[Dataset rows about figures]
- - -

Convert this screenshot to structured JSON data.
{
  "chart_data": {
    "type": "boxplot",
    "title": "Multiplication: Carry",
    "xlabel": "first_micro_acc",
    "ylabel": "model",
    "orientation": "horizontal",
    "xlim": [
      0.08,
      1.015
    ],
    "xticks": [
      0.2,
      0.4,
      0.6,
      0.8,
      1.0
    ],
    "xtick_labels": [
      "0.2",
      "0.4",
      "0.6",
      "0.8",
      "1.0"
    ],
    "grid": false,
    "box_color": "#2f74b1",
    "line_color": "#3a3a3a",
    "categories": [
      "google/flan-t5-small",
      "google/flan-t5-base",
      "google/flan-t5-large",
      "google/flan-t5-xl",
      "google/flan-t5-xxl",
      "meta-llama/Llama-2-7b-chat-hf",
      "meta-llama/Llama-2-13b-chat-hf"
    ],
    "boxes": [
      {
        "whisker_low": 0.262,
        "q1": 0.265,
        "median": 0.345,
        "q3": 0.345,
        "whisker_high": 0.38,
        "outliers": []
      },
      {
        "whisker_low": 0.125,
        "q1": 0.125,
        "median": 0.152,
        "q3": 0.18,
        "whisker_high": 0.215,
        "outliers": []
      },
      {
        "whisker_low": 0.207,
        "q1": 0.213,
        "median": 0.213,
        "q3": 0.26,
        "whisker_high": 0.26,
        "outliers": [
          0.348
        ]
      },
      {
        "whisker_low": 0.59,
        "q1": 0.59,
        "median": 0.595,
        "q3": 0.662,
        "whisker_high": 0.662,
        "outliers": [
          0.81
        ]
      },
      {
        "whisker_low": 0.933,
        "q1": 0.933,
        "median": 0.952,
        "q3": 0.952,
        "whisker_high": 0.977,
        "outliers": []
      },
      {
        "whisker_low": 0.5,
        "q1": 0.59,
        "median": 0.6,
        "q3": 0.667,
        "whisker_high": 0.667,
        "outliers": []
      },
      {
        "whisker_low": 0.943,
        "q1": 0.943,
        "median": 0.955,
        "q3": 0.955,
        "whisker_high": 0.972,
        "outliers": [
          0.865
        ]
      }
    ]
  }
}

- - -

- [REQUIRED TASK]: Output the full listing exactly as it stands.

- [FINAL RESULT]:
Convert this screenshot to structured JSON data.
{
  "chart_data": {
    "type": "boxplot",
    "title": "Multiplication: Carry",
    "xlabel": "first_micro_acc",
    "ylabel": "model",
    "orientation": "horizontal",
    "xlim": [
      0.08,
      1.015
    ],
    "xticks": [
      0.2,
      0.4,
      0.6,
      0.8,
      1.0
    ],
    "xtick_labels": [
      "0.2",
      "0.4",
      "0.6",
      "0.8",
      "1.0"
    ],
    "grid": false,
    "box_color": "#2f74b1",
    "line_color": "#3a3a3a",
    "categories": [
      "google/flan-t5-small",
      "google/flan-t5-base",
      "google/flan-t5-large",
      "google/flan-t5-xl",
      "google/flan-t5-xxl",
      "meta-llama/Llama-2-7b-chat-hf",
      "meta-llama/Llama-2-13b-chat-hf"
    ],
    "boxes": [
      {
        "whisker_low": 0.262,
        "q1": 0.265,
        "median": 0.345,
        "q3": 0.345,
        "whisker_high": 0.38,
        "outliers": []
      },
      {
        "whisker_low": 0.125,
        "q1": 0.125,
        "median": 0.152,
        "q3": 0.18,
        "whisker_high": 0.215,
        "outliers": []
      },
      {
        "whisker_low": 0.207,
        "q1": 0.213,
        "median": 0.213,
        "q3": 0.26,
        "whisker_high": 0.26,
        "outliers": [
          0.348
        ]
      },
      {
        "whisker_low": 0.59,
        "q1": 0.59,
        "median": 0.595,
        "q3": 0.662,
        "whisker_high": 0.662,
        "outliers": [
          0.81
        ]
      },
      {
        "whisker_low": 0.933,
        "q1": 0.933,
        "median": 0.952,
        "q3": 0.952,
        "whisker_high": 0.977,
        "outliers": []
      },
      {
        "whisker_low": 0.5,
        "q1": 0.59,
        "median": 0.6,
        "q3": 0.667,
        "whisker_high": 0.667,
        "outliers": []
      },
      {
        "whisker_low": 0.943,
        "q1": 0.943,
        "median": 0.955,
        "q3": 0.955,
        "whisker_high": 0.972,
        "outliers": [
          0.865
        ]
      }
    ]
  }
}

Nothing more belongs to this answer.